▸ REQUIREMENT: Your task is to quote the material that follows, in full and exactly.

▸ TASK MATERIAL:
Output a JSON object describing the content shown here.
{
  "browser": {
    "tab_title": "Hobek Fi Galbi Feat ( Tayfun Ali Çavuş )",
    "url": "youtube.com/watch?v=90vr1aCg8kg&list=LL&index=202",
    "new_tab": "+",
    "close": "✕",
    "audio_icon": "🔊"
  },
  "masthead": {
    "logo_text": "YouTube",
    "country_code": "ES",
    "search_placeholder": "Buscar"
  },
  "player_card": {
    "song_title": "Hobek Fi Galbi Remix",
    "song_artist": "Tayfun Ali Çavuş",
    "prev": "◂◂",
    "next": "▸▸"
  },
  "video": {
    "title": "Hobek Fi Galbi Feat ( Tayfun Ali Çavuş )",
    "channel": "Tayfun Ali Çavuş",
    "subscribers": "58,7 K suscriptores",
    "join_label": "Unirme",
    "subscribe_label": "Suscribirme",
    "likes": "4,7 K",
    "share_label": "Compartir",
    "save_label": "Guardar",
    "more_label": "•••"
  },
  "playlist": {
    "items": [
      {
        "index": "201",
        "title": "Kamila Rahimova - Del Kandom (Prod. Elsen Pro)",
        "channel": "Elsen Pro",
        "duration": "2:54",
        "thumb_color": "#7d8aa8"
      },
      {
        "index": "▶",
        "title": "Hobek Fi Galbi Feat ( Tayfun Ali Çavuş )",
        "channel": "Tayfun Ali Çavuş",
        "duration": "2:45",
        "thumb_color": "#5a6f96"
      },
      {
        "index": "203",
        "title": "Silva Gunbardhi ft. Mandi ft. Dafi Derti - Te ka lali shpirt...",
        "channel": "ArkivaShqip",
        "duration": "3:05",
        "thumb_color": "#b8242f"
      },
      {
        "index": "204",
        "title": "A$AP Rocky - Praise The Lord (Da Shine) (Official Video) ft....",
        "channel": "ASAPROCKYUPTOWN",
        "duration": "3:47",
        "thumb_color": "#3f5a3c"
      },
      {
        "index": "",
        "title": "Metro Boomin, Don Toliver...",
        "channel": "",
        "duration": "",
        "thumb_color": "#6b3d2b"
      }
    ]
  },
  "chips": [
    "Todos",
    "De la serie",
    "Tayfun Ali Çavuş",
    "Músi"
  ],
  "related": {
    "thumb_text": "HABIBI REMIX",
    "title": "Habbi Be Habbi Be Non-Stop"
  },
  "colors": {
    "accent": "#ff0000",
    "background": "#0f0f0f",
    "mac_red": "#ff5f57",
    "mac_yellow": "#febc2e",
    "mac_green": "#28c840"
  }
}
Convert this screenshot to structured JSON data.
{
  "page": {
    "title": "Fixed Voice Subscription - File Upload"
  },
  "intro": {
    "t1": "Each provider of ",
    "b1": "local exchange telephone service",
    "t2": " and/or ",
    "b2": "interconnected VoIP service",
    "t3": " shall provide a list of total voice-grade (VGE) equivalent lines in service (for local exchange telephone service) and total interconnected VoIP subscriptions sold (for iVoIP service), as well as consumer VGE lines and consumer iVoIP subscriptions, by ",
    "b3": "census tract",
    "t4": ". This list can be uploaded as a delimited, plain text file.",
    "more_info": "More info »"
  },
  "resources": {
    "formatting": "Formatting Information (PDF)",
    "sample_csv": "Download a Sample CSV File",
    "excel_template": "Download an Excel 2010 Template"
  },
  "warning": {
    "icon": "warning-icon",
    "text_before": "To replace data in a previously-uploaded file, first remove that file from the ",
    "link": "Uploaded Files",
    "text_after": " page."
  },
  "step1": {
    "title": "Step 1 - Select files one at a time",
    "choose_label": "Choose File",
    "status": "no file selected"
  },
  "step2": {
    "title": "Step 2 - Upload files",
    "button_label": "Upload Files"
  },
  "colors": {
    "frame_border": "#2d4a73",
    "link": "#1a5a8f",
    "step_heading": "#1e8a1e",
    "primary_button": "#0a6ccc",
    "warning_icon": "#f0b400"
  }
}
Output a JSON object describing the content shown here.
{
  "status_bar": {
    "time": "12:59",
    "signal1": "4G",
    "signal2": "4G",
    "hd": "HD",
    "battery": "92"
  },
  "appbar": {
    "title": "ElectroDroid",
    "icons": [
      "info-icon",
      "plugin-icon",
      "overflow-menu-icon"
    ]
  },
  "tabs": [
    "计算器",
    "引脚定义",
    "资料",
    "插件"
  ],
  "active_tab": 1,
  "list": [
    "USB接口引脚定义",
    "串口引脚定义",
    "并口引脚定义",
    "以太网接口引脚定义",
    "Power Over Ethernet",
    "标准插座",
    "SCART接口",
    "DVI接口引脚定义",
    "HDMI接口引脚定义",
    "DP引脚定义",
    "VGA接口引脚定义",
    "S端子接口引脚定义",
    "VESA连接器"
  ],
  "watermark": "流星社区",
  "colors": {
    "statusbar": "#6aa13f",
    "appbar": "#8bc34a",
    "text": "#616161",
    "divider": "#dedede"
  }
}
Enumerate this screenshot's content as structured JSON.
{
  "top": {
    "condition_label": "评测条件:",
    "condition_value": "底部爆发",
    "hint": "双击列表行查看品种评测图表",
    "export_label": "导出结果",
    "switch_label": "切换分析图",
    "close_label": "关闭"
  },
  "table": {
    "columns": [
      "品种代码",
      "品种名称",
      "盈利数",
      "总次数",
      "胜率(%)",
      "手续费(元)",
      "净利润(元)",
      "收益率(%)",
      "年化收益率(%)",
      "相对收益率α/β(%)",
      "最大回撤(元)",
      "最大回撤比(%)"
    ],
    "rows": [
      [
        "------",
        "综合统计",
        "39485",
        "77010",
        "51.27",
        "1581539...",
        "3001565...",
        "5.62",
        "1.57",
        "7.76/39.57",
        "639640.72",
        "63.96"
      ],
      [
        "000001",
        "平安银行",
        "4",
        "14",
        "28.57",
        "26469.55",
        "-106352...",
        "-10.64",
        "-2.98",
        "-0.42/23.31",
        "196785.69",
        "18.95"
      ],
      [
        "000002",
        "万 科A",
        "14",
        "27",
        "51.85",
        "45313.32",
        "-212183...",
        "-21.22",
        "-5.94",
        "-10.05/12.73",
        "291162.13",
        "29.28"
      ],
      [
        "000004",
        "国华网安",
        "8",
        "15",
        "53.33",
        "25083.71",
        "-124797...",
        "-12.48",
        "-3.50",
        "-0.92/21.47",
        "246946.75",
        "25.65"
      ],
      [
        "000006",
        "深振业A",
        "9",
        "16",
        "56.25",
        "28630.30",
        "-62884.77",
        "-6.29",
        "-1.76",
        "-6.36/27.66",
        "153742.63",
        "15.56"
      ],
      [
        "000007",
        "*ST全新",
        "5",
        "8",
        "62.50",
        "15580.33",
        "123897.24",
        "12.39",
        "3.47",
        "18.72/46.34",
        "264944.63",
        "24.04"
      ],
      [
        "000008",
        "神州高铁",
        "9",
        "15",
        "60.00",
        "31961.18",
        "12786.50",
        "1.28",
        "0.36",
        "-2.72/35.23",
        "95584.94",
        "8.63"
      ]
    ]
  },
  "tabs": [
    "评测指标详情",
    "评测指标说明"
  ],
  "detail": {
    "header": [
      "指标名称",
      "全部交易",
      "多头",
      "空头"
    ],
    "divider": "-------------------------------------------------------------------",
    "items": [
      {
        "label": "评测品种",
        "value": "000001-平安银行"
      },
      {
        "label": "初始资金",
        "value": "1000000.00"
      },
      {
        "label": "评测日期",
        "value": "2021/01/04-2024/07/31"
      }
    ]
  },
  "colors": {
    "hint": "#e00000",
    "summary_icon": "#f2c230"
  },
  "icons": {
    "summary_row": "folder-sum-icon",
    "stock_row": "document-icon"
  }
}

▸ THE COMPLETED TASK:
Output a JSON object describing the content shown here.
{
  "browser": {
    "tab_title": "Hobek Fi Galbi Feat ( Tayfun Ali Çavuş )",
    "url": "youtube.com/watch?v=90vr1aCg8kg&list=LL&index=202",
    "new_tab": "+",
    "close": "✕",
    "audio_icon": "🔊"
  },
  "masthead": {
    "logo_text": "YouTube",
    "country_code": "ES",
    "search_placeholder": "Buscar"
  },
  "player_card": {
    "song_title": "Hobek Fi Galbi Remix",
    "song_artist": "Tayfun Ali Çavuş",
    "prev": "◂◂",
    "next": "▸▸"
  },
  "video": {
    "title": "Hobek Fi Galbi Feat ( Tayfun Ali Çavuş )",
    "channel": "Tayfun Ali Çavuş",
    "subscribers": "58,7 K suscriptores",
    "join_label": "Unirme",
    "subscribe_label": "Suscribirme",
    "likes": "4,7 K",
    "share_label": "Compartir",
    "save_label": "Guardar",
    "more_label": "•••"
  },
  "playlist": {
    "items": [
      {
        "index": "201",
        "title": "Kamila Rahimova - Del Kandom (Prod. Elsen Pro)",
        "channel": "Elsen Pro",
        "duration": "2:54",
        "thumb_color": "#7d8aa8"
      },
      {
        "index": "▶",
        "title": "Hobek Fi Galbi Feat ( Tayfun Ali Çavuş )",
        "channel": "Tayfun Ali Çavuş",
        "duration": "2:45",
        "thumb_color": "#5a6f96"
      },
      {
        "index": "203",
        "title": "Silva Gunbardhi ft. Mandi ft. Dafi Derti - Te ka lali shpirt...",
        "channel": "ArkivaShqip",
        "duration": "3:05",
        "thumb_color": "#b8242f"
      },
      {
        "index": "204",
        "title": "A$AP Rocky - Praise The Lord (Da Shine) (Official Video) ft....",
        "channel": "ASAPROCKYUPTOWN",
        "duration": "3:47",
        "thumb_color": "#3f5a3c"
      },
      {
        "index": "",
        "title": "Metro Boomin, Don Toliver...",
        "channel": "",
        "duration": "",
        "thumb_color": "#6b3d2b"
      }
    ]
  },
  "chips": [
    "Todos",
    "De la serie",
    "Tayfun Ali Çavuş",
    "Músi"
  ],
  "related": {
    "thumb_text": "HABIBI REMIX",
    "title": "Habbi Be Habbi Be Non-Stop"
  },
  "colors": {
    "accent": "#ff0000",
    "background": "#0f0f0f",
    "mac_red": "#ff5f57",
    "mac_yellow": "#febc2e",
    "mac_green": "#28c840"
  }
}
Convert this screenshot to structured JSON data.
{
  "page": {
    "title": "Fixed Voice Subscription - File Upload"
  },
  "intro": {
    "t1": "Each provider of ",
    "b1": "local exchange telephone service",
    "t2": " and/or ",
    "b2": "interconnected VoIP service",
    "t3": " shall provide a list of total voice-grade (VGE) equivalent lines in service (for local exchange telephone service) and total interconnected VoIP subscriptions sold (for iVoIP service), as well as consumer VGE lines and consumer iVoIP subscriptions, by ",
    "b3": "census tract",
    "t4": ". This list can be uploaded as a delimited, plain text file.",
    "more_info": "More info »"
  },
  "resources": {
    "formatting": "Formatting Information (PDF)",
    "sample_csv": "Download a Sample CSV File",
    "excel_template": "Download an Excel 2010 Template"
  },
  "warning": {
    "icon": "warning-icon",
    "text_before": "To replace data in a previously-uploaded file, first remove that file from the ",
    "link": "Uploaded Files",
    "text_after": " page."
  },
  "step1": {
    "title": "Step 1 - Select files one at a time",
    "choose_label": "Choose File",
    "status": "no file selected"
  },
  "step2": {
    "title": "Step 2 - Upload files",
    "button_label": "Upload Files"
  },
  "colors": {
    "frame_border": "#2d4a73",
    "link": "#1a5a8f",
    "step_heading": "#1e8a1e",
    "primary_button": "#0a6ccc",
    "warning_icon": "#f0b400"
  }
}
Output a JSON object describing the content shown here.
{
  "status_bar": {
    "time": "12:59",
    "signal1": "4G",
    "signal2": "4G",
    "hd": "HD",
    "battery": "92"
  },
  "appbar": {
    "title": "ElectroDroid",
    "icons": [
      "info-icon",
      "plugin-icon",
      "overflow-menu-icon"
    ]
  },
  "tabs": [
    "计算器",
    "引脚定义",
    "资料",
    "插件"
  ],
  "active_tab": 1,
  "list": [
    "USB接口引脚定义",
    "串口引脚定义",
    "并口引脚定义",
    "以太网接口引脚定义",
    "Power Over Ethernet",
    "标准插座",
    "SCART接口",
    "DVI接口引脚定义",
    "HDMI接口引脚定义",
    "DP引脚定义",
    "VGA接口引脚定义",
    "S端子接口引脚定义",
    "VESA连接器"
  ],
  "watermark": "流星社区",
  "colors": {
    "statusbar": "#6aa13f",
    "appbar": "#8bc34a",
    "text": "#616161",
    "divider": "#dedede"
  }
}
Enumerate this screenshot's content as structured JSON.
{
  "top": {
    "condition_label": "评测条件:",
    "condition_value": "底部爆发",
    "hint": "双击列表行查看品种评测图表",
    "export_label": "导出结果",
    "switch_label": "切换分析图",
    "close_label": "关闭"
  },
  "table": {
    "columns": [
      "品种代码",
      "品种名称",
      "盈利数",
      "总次数",
      "胜率(%)",
      "手续费(元)",
      "净利润(元)",
      "收益率(%)",
      "年化收益率(%)",
      "相对收益率α/β(%)",
      "最大回撤(元)",
      "最大回撤比(%)"
    ],
    "rows": [
      [
        "------",
        "综合统计",
        "39485",
        "77010",
        "51.27",
        "1581539...",
        "3001565...",
        "5.62",
        "1.57",
        "7.76/39.57",
        "639640.72",
        "63.96"
      ],
      [
        "000001",
        "平安银行",
        "4",
        "14",
        "28.57",
        "26469.55",
        "-106352...",
        "-10.64",
        "-2.98",
        "-0.42/23.31",
        "196785.69",
        "18.95"
      ],
      [
        "000002",
        "万 科A",
        "14",
        "27",
        "51.85",
        "45313.32",
        "-212183...",
        "-21.22",
        "-5.94",
        "-10.05/12.73",
        "291162.13",
        "29.28"
      ],
      [
        "000004",
        "国华网安",
        "8",
        "15",
        "53.33",
        "25083.71",
        "-124797...",
        "-12.48",
        "-3.50",
        "-0.92/21.47",
        "246946.75",
        "25.65"
      ],
      [
        "000006",
        "深振业A",
        "9",
        "16",
        "56.25",
        "28630.30",
        "-62884.77",
        "-6.29",
        "-1.76",
        "-6.36/27.66",
        "153742.63",
        "15.56"
      ],
      [
        "000007",
        "*ST全新",
        "5",
        "8",
        "62.50",
        "15580.33",
        "123897.24",
        "12.39",
        "3.47",
        "18.72/46.34",
        "264944.63",
        "24.04"
      ],
      [
        "000008",
        "神州高铁",
        "9",
        "15",
        "60.00",
        "31961.18",
        "12786.50",
        "1.28",
        "0.36",
        "-2.72/35.23",
        "95584.94",
        "8.63"
      ]
    ]
  },
  "tabs": [
    "评测指标详情",
    "评测指标说明"
  ],
  "detail": {
    "header": [
      "指标名称",
      "全部交易",
      "多头",
      "空头"
    ],
    "divider": "-------------------------------------------------------------------",
    "items": [
      {
        "label": "评测品种",
        "value": "000001-平安银行"
      },
      {
        "label": "初始资金",
        "value": "1000000.00"
      },
      {
        "label": "评测日期",
        "value": "2021/01/04-2024/07/31"
      }
    ]
  },
  "colors": {
    "hint": "#e00000",
    "summary_icon": "#f2c230"
  },
  "icons": {
    "summary_row": "folder-sum-icon",
    "stock_row": "document-icon"
  }
}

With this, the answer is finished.